__WHAT TO WORK ON__
Copy out the lines that have "finds" in them.

┄┄┄┄┄┄

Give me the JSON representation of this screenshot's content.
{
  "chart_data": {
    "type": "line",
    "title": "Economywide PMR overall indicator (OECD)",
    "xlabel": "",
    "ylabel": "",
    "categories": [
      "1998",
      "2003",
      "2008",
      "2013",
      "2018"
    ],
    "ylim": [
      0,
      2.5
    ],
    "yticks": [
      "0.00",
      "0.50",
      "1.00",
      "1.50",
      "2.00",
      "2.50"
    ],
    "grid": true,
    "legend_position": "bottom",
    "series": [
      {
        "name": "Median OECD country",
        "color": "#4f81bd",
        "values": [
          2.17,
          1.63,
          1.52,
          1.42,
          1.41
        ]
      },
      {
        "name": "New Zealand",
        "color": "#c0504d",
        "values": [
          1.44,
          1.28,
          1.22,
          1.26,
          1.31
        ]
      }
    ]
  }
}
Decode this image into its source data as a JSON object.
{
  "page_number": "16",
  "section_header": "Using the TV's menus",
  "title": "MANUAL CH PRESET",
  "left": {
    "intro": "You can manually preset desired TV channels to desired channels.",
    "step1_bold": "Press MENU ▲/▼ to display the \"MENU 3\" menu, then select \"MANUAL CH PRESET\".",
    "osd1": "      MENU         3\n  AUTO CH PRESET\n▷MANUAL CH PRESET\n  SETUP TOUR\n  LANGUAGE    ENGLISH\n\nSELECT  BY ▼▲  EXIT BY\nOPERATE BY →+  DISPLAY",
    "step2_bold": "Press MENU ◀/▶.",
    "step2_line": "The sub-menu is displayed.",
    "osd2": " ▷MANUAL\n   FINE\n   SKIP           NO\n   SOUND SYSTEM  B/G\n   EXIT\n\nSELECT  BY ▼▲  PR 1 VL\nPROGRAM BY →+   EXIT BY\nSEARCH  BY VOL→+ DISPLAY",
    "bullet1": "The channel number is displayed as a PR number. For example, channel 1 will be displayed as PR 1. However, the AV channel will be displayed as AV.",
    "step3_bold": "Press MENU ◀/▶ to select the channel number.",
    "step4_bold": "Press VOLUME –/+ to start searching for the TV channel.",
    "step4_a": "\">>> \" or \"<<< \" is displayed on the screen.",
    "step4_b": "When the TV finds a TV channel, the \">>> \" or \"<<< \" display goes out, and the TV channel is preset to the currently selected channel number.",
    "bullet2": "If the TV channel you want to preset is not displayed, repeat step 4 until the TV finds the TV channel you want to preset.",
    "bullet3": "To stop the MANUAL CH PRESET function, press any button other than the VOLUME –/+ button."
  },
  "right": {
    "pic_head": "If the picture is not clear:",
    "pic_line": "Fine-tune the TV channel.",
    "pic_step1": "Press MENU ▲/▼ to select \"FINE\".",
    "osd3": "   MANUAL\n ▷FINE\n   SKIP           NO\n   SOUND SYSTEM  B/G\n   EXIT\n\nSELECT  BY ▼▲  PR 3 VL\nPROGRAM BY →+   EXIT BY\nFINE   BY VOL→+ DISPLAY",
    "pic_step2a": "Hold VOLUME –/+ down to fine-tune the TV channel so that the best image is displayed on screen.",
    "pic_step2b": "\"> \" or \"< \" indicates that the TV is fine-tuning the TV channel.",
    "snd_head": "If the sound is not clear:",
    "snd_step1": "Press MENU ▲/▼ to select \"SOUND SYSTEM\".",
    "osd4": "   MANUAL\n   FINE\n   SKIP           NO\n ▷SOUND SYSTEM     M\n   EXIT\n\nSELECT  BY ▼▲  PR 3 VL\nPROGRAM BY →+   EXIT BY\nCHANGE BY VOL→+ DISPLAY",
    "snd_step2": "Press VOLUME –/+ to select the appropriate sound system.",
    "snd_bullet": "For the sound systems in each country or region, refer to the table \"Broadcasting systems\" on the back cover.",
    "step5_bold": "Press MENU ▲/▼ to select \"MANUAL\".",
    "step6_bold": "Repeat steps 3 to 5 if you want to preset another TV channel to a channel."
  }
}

┄┄┄┄┄┄

__CORRECT RESPONSE__
    "step4_b": "When the TV finds a TV channel, the \">>> \" or \"<<< \" display goes out, and the TV channel is preset to the currently selected channel number.",
    "bullet2": "If the TV channel you want to preset is not displayed, repeat step 4 until the TV finds the TV channel you want to preset.",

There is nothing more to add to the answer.